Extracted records

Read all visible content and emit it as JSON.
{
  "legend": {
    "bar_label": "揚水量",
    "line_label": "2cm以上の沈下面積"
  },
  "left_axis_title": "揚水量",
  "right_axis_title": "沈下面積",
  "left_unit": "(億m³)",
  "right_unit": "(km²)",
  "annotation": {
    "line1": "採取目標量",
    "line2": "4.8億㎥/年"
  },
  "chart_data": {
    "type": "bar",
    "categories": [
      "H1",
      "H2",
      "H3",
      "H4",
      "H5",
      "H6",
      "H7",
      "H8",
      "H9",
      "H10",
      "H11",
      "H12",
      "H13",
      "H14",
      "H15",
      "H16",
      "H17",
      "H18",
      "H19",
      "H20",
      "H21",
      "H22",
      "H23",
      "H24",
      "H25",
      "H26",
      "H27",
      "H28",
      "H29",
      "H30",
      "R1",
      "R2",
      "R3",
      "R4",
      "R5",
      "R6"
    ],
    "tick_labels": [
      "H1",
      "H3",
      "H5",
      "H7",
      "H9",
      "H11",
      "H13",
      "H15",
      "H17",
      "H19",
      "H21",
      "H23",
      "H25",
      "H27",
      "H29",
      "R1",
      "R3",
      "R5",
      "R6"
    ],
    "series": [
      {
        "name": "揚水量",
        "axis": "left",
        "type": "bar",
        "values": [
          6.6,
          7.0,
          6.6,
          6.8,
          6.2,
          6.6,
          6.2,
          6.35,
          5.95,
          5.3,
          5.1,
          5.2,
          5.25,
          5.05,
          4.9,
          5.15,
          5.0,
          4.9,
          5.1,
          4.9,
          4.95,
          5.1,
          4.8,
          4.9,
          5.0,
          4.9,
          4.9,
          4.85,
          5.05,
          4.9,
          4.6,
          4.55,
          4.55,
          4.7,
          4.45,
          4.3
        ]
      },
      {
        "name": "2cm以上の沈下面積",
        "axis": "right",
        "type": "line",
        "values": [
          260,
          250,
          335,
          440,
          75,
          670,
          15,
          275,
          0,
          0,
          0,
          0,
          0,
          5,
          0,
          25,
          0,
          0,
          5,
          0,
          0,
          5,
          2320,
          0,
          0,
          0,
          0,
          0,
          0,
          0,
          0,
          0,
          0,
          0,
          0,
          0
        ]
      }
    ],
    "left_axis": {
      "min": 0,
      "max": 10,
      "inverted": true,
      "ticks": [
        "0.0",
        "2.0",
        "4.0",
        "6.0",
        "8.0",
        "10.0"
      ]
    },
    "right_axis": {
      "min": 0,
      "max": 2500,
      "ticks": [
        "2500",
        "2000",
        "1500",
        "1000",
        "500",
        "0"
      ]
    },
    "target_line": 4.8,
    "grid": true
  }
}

WHAT IS EXPECTED » Print the records once more, exactly as they were given.

TASK ANSWER »
Read all visible content and emit it as JSON.
{
  "legend": {
    "bar_label": "揚水量",
    "line_label": "2cm以上の沈下面積"
  },
  "left_axis_title": "揚水量",
  "right_axis_title": "沈下面積",
  "left_unit": "(億m³)",
  "right_unit": "(km²)",
  "annotation": {
    "line1": "採取目標量",
    "line2": "4.8億㎥/年"
  },
  "chart_data": {
    "type": "bar",
    "categories": [
      "H1",
      "H2",
      "H3",
      "H4",
      "H5",
      "H6",
      "H7",
      "H8",
      "H9",
      "H10",
      "H11",
      "H12",
      "H13",
      "H14",
      "H15",
      "H16",
      "H17",
      "H18",
      "H19",
      "H20",
      "H21",
      "H22",
      "H23",
      "H24",
      "H25",
      "H26",
      "H27",
      "H28",
      "H29",
      "H30",
      "R1",
      "R2",
      "R3",
      "R4",
      "R5",
      "R6"
    ],
    "tick_labels": [
      "H1",
      "H3",
      "H5",
      "H7",
      "H9",
      "H11",
      "H13",
      "H15",
      "H17",
      "H19",
      "H21",
      "H23",
      "H25",
      "H27",
      "H29",
      "R1",
      "R3",
      "R5",
      "R6"
    ],
    "series": [
      {
        "name": "揚水量",
        "axis": "left",
        "type": "bar",
        "values": [
          6.6,
          7.0,
          6.6,
          6.8,
          6.2,
          6.6,
          6.2,
          6.35,
          5.95,
          5.3,
          5.1,
          5.2,
          5.25,
          5.05,
          4.9,
          5.15,
          5.0,
          4.9,
          5.1,
          4.9,
          4.95,
          5.1,
          4.8,
          4.9,
          5.0,
          4.9,
          4.9,
          4.85,
          5.05,
          4.9,
          4.6,
          4.55,
          4.55,
          4.7,
          4.45,
          4.3
        ]
      },
      {
        "name": "2cm以上の沈下面積",
        "axis": "right",
        "type": "line",
        "values": [
          260,
          250,
          335,
          440,
          75,
          670,
          15,
          275,
          0,
          0,
          0,
          0,
          0,
          5,
          0,
          25,
          0,
          0,
          5,
          0,
          0,
          5,
          2320,
          0,
          0,
          0,
          0,
          0,
          0,
          0,
          0,
          0,
          0,
          0,
          0,
          0
        ]
      }
    ],
    "left_axis": {
      "min": 0,
      "max": 10,
      "inverted": true,
      "ticks": [
        "0.0",
        "2.0",
        "4.0",
        "6.0",
        "8.0",
        "10.0"
      ]
    },
    "right_axis": {
      "min": 0,
      "max": 2500,
      "ticks": [
        "2500",
        "2000",
        "1500",
        "1000",
        "500",
        "0"
      ]
    },
    "target_line": 4.8,
    "grid": true
  }
}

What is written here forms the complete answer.